▶ Task to carry out: Emit the data below verbatim, stripping out any pictures.

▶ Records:
>>>

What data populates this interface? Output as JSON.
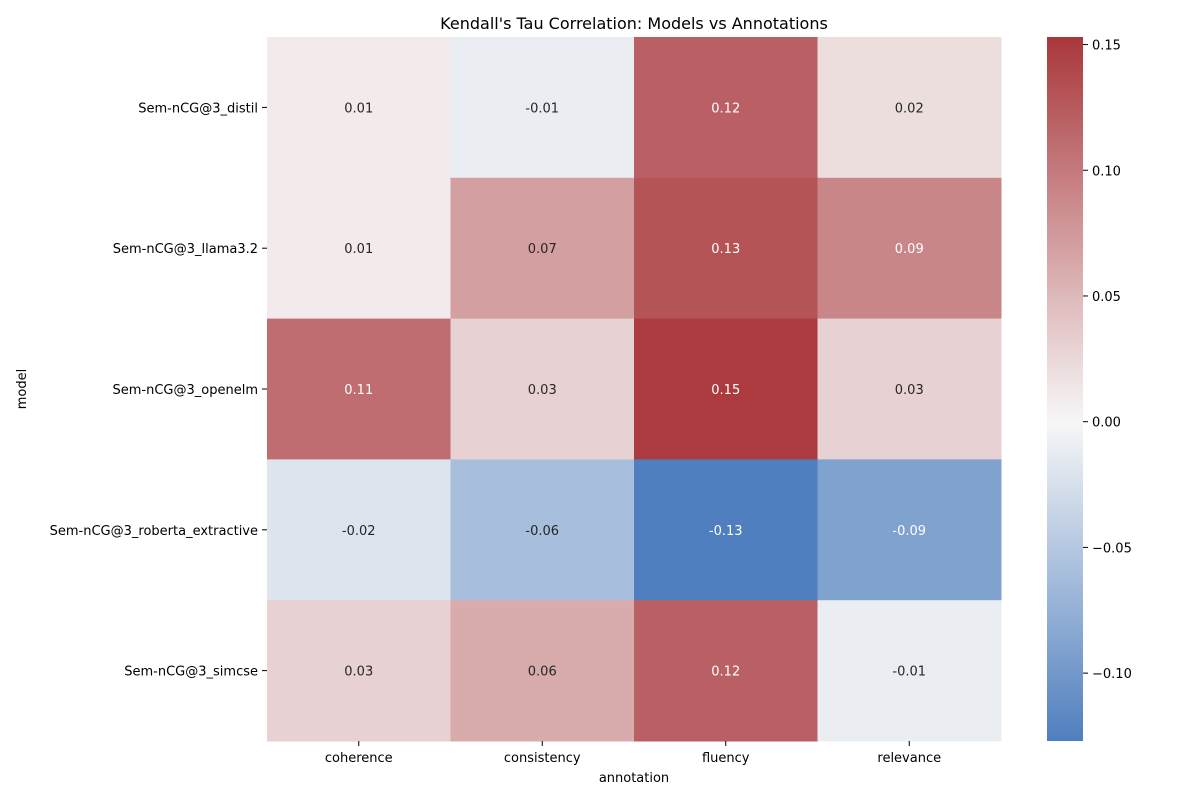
{
  "chart_data": {
    "type": "heatmap",
    "title": "Kendall's Tau Correlation: Models vs Annotations",
    "xlabel": "annotation",
    "ylabel": "model",
    "x_categories": [
      "coherence",
      "consistency",
      "fluency",
      "relevance"
    ],
    "y_categories": [
      "Sem-nCG@3_distil",
      "Sem-nCG@3_llama3.2",
      "Sem-nCG@3_openelm",
      "Sem-nCG@3_roberta_extractive",
      "Sem-nCG@3_simcse"
    ],
    "values": [
      [
        0.01,
        -0.01,
        0.12,
        0.02
      ],
      [
        0.01,
        0.07,
        0.13,
        0.09
      ],
      [
        0.11,
        0.03,
        0.15,
        0.03
      ],
      [
        -0.02,
        -0.06,
        -0.13,
        -0.09
      ],
      [
        0.03,
        0.06,
        0.12,
        -0.01
      ]
    ],
    "value_labels": [
      [
        "0.01",
        "-0.01",
        "0.12",
        "0.02"
      ],
      [
        "0.01",
        "0.07",
        "0.13",
        "0.09"
      ],
      [
        "0.11",
        "0.03",
        "0.15",
        "0.03"
      ],
      [
        "-0.02",
        "-0.06",
        "-0.13",
        "-0.09"
      ],
      [
        "0.03",
        "0.06",
        "0.12",
        "-0.01"
      ]
    ],
    "colormap": {
      "name": "vlag",
      "vmin": -0.127,
      "vmax": 0.153,
      "center": 0.0,
      "low_color": "#4f7fbf",
      "mid_color": "#f7f7f7",
      "high_color": "#a9373b"
    },
    "colorbar": {
      "ticks": [
        0.15,
        0.1,
        0.05,
        0.0,
        -0.05,
        -0.1
      ],
      "tick_labels": [
        "0.15",
        "0.10",
        "0.05",
        "0.00",
        "−0.05",
        "−0.10"
      ]
    },
    "grid": false,
    "legend": "colorbar-right"
  }
}
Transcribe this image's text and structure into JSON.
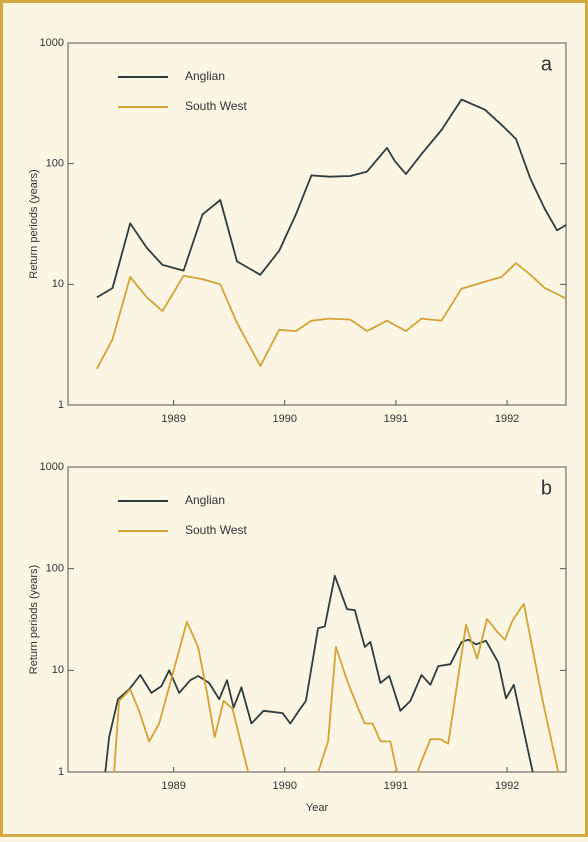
{
  "chart_data": [
    {
      "type": "line",
      "annotation": "a",
      "ylabel": "Return periods (years)",
      "log_y": true,
      "legend": "upper left",
      "x": [
        1988.31,
        1988.45,
        1988.61,
        1988.76,
        1988.9,
        1989.09,
        1989.26,
        1989.42,
        1989.57,
        1989.78,
        1989.95,
        1990.1,
        1990.24,
        1990.4,
        1990.59,
        1990.74,
        1990.92,
        1990.99,
        1991.09,
        1991.23,
        1991.41,
        1991.59,
        1991.8,
        1991.95,
        1992.08,
        1992.21,
        1992.34,
        1992.45,
        1992.53
      ],
      "series": [
        {
          "name": "Anglian",
          "color": "#2f3d3c",
          "values": [
            7.8,
            9.3,
            32,
            20,
            14.5,
            13,
            38,
            50,
            15.5,
            12,
            19,
            38,
            80,
            78,
            79,
            86,
            135,
            105,
            82,
            120,
            190,
            340,
            280,
            210,
            160,
            75,
            42,
            28,
            31
          ]
        },
        {
          "name": "South West",
          "color": "#d5a236",
          "values": [
            2.0,
            3.5,
            11.5,
            7.8,
            6,
            11.8,
            11,
            10,
            4.8,
            2.1,
            4.2,
            4.1,
            5,
            5.2,
            5.1,
            4.1,
            5.0,
            4.6,
            4.1,
            5.2,
            5.0,
            9.2,
            10.5,
            11.5,
            15,
            12,
            9.3,
            8.3,
            7.6
          ]
        }
      ],
      "xlim": [
        1988.05,
        1992.53
      ],
      "xticks": [
        1989,
        1990,
        1991,
        1992
      ],
      "ylim": [
        1,
        1000
      ],
      "yticks": [
        1,
        10,
        100,
        1000
      ]
    },
    {
      "type": "line",
      "annotation": "b",
      "xlabel": "Year",
      "ylabel": "Return periods (years)",
      "log_y": true,
      "legend": "upper left",
      "series": [
        {
          "name": "Anglian",
          "color": "#2f3d3c",
          "x": [
            1988.37,
            1988.42,
            1988.5,
            1988.6,
            1988.7,
            1988.8,
            1988.89,
            1988.96,
            1989.05,
            1989.15,
            1989.22,
            1989.32,
            1989.41,
            1989.48,
            1989.54,
            1989.61,
            1989.7,
            1989.81,
            1989.98,
            1990.05,
            1990.14,
            1990.19,
            1990.3,
            1990.36,
            1990.45,
            1990.56,
            1990.63,
            1990.72,
            1990.77,
            1990.86,
            1990.94,
            1991.04,
            1991.13,
            1991.23,
            1991.31,
            1991.38,
            1991.49,
            1991.59,
            1991.65,
            1991.72,
            1991.81,
            1991.92,
            1991.99,
            1992.06,
            1992.23,
            1992.28
          ],
          "values": [
            0.7,
            2.2,
            5.2,
            6.5,
            9,
            6,
            7,
            10,
            6,
            8,
            8.8,
            7.5,
            5.2,
            8,
            4.3,
            6.8,
            3,
            4,
            3.8,
            3,
            4.2,
            5,
            26,
            27,
            85,
            40,
            39,
            17,
            19,
            7.5,
            8.8,
            4,
            5,
            9,
            7.2,
            11,
            11.5,
            19,
            20,
            18,
            19.5,
            12,
            5.3,
            7.2,
            1.0,
            0.7
          ]
        },
        {
          "name": "South West",
          "color": "#d5a236",
          "x": [
            1988.45,
            1988.51,
            1988.61,
            1988.69,
            1988.78,
            1988.87,
            1989.12,
            1989.22,
            1989.3,
            1989.37,
            1989.45,
            1989.53,
            1989.67,
            1989.74,
            1990.23,
            1990.3,
            1990.39,
            1990.46,
            1990.56,
            1990.65,
            1990.72,
            1990.79,
            1990.86,
            1990.95,
            1991.01,
            1991.06,
            1991.15,
            1991.22,
            1991.31,
            1991.4,
            1991.47,
            1991.63,
            1991.73,
            1991.82,
            1991.91,
            1991.98,
            1992.05,
            1992.15,
            1992.32,
            1992.46,
            1992.51
          ],
          "values": [
            0.6,
            5,
            6.5,
            4,
            2,
            3,
            30,
            17,
            6,
            2.2,
            5,
            4.2,
            1,
            0.6,
            0.6,
            1,
            2,
            17,
            8,
            4.5,
            3,
            3,
            2,
            2,
            1,
            0.7,
            0.7,
            1.2,
            2.1,
            2.1,
            1.9,
            28,
            13,
            32,
            24,
            20,
            31,
            45,
            5,
            1,
            0.6
          ]
        }
      ],
      "xlim": [
        1988.05,
        1992.53
      ],
      "xticks": [
        1989,
        1990,
        1991,
        1992
      ],
      "ylim": [
        1,
        1000
      ],
      "yticks": [
        1,
        10,
        100,
        1000
      ]
    }
  ]
}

<<<

▶ Solution to this task:
What data populates this interface? Output as JSON.
{
  "chart_data": {
    "type": "heatmap",
    "title": "Kendall's Tau Correlation: Models vs Annotations",
    "xlabel": "annotation",
    "ylabel": "model",
    "x_categories": [
      "coherence",
      "consistency",
      "fluency",
      "relevance"
    ],
    "y_categories": [
      "Sem-nCG@3_distil",
      "Sem-nCG@3_llama3.2",
      "Sem-nCG@3_openelm",
      "Sem-nCG@3_roberta_extractive",
      "Sem-nCG@3_simcse"
    ],
    "values": [
      [
        0.01,
        -0.01,
        0.12,
        0.02
      ],
      [
        0.01,
        0.07,
        0.13,
        0.09
      ],
      [
        0.11,
        0.03,
        0.15,
        0.03
      ],
      [
        -0.02,
        -0.06,
        -0.13,
        -0.09
      ],
      [
        0.03,
        0.06,
        0.12,
        -0.01
      ]
    ],
    "value_labels": [
      [
        "0.01",
        "-0.01",
        "0.12",
        "0.02"
      ],
      [
        "0.01",
        "0.07",
        "0.13",
        "0.09"
      ],
      [
        "0.11",
        "0.03",
        "0.15",
        "0.03"
      ],
      [
        "-0.02",
        "-0.06",
        "-0.13",
        "-0.09"
      ],
      [
        "0.03",
        "0.06",
        "0.12",
        "-0.01"
      ]
    ],
    "colormap": {
      "name": "vlag",
      "vmin": -0.127,
      "vmax": 0.153,
      "center": 0.0,
      "low_color": "#4f7fbf",
      "mid_color": "#f7f7f7",
      "high_color": "#a9373b"
    },
    "colorbar": {
      "ticks": [
        0.15,
        0.1,
        0.05,
        0.0,
        -0.05,
        -0.1
      ],
      "tick_labels": [
        "0.15",
        "0.10",
        "0.05",
        "0.00",
        "−0.05",
        "−0.10"
      ]
    },
    "grid": false,
    "legend": "colorbar-right"
  }
}
Transcribe this image's text and structure into JSON.
{
  "chart_data": [
    {
      "type": "line",
      "annotation": "a",
      "ylabel": "Return periods (years)",
      "log_y": true,
      "legend": "upper left",
      "x": [
        1988.31,
        1988.45,
        1988.61,
        1988.76,
        1988.9,
        1989.09,
        1989.26,
        1989.42,
        1989.57,
        1989.78,
        1989.95,
        1990.1,
        1990.24,
        1990.4,
        1990.59,
        1990.74,
        1990.92,
        1990.99,
        1991.09,
        1991.23,
        1991.41,
        1991.59,
        1991.8,
        1991.95,
        1992.08,
        1992.21,
        1992.34,
        1992.45,
        1992.53
      ],
      "series": [
        {
          "name": "Anglian",
          "color": "#2f3d3c",
          "values": [
            7.8,
            9.3,
            32,
            20,
            14.5,
            13,
            38,
            50,
            15.5,
            12,
            19,
            38,
            80,
            78,
            79,
            86,
            135,
            105,
            82,
            120,
            190,
            340,
            280,
            210,
            160,
            75,
            42,
            28,
            31
          ]
        },
        {
          "name": "South West",
          "color": "#d5a236",
          "values": [
            2.0,
            3.5,
            11.5,
            7.8,
            6,
            11.8,
            11,
            10,
            4.8,
            2.1,
            4.2,
            4.1,
            5,
            5.2,
            5.1,
            4.1,
            5.0,
            4.6,
            4.1,
            5.2,
            5.0,
            9.2,
            10.5,
            11.5,
            15,
            12,
            9.3,
            8.3,
            7.6
          ]
        }
      ],
      "xlim": [
        1988.05,
        1992.53
      ],
      "xticks": [
        1989,
        1990,
        1991,
        1992
      ],
      "ylim": [
        1,
        1000
      ],
      "yticks": [
        1,
        10,
        100,
        1000
      ]
    },
    {
      "type": "line",
      "annotation": "b",
      "xlabel": "Year",
      "ylabel": "Return periods (years)",
      "log_y": true,
      "legend": "upper left",
      "series": [
        {
          "name": "Anglian",
          "color": "#2f3d3c",
          "x": [
            1988.37,
            1988.42,
            1988.5,
            1988.6,
            1988.7,
            1988.8,
            1988.89,
            1988.96,
            1989.05,
            1989.15,
            1989.22,
            1989.32,
            1989.41,
            1989.48,
            1989.54,
            1989.61,
            1989.7,
            1989.81,
            1989.98,
            1990.05,
            1990.14,
            1990.19,
            1990.3,
            1990.36,
            1990.45,
            1990.56,
            1990.63,
            1990.72,
            1990.77,
            1990.86,
            1990.94,
            1991.04,
            1991.13,
            1991.23,
            1991.31,
            1991.38,
            1991.49,
            1991.59,
            1991.65,
            1991.72,
            1991.81,
            1991.92,
            1991.99,
            1992.06,
            1992.23,
            1992.28
          ],
          "values": [
            0.7,
            2.2,
            5.2,
            6.5,
            9,
            6,
            7,
            10,
            6,
            8,
            8.8,
            7.5,
            5.2,
            8,
            4.3,
            6.8,
            3,
            4,
            3.8,
            3,
            4.2,
            5,
            26,
            27,
            85,
            40,
            39,
            17,
            19,
            7.5,
            8.8,
            4,
            5,
            9,
            7.2,
            11,
            11.5,
            19,
            20,
            18,
            19.5,
            12,
            5.3,
            7.2,
            1.0,
            0.7
          ]
        },
        {
          "name": "South West",
          "color": "#d5a236",
          "x": [
            1988.45,
            1988.51,
            1988.61,
            1988.69,
            1988.78,
            1988.87,
            1989.12,
            1989.22,
            1989.3,
            1989.37,
            1989.45,
            1989.53,
            1989.67,
            1989.74,
            1990.23,
            1990.3,
            1990.39,
            1990.46,
            1990.56,
            1990.65,
            1990.72,
            1990.79,
            1990.86,
            1990.95,
            1991.01,
            1991.06,
            1991.15,
            1991.22,
            1991.31,
            1991.4,
            1991.47,
            1991.63,
            1991.73,
            1991.82,
            1991.91,
            1991.98,
            1992.05,
            1992.15,
            1992.32,
            1992.46,
            1992.51
          ],
          "values": [
            0.6,
            5,
            6.5,
            4,
            2,
            3,
            30,
            17,
            6,
            2.2,
            5,
            4.2,
            1,
            0.6,
            0.6,
            1,
            2,
            17,
            8,
            4.5,
            3,
            3,
            2,
            2,
            1,
            0.7,
            0.7,
            1.2,
            2.1,
            2.1,
            1.9,
            28,
            13,
            32,
            24,
            20,
            31,
            45,
            5,
            1,
            0.6
          ]
        }
      ],
      "xlim": [
        1988.05,
        1992.53
      ],
      "xticks": [
        1989,
        1990,
        1991,
        1992
      ],
      "ylim": [
        1,
        1000
      ],
      "yticks": [
        1,
        10,
        100,
        1000
      ]
    }
  ]
}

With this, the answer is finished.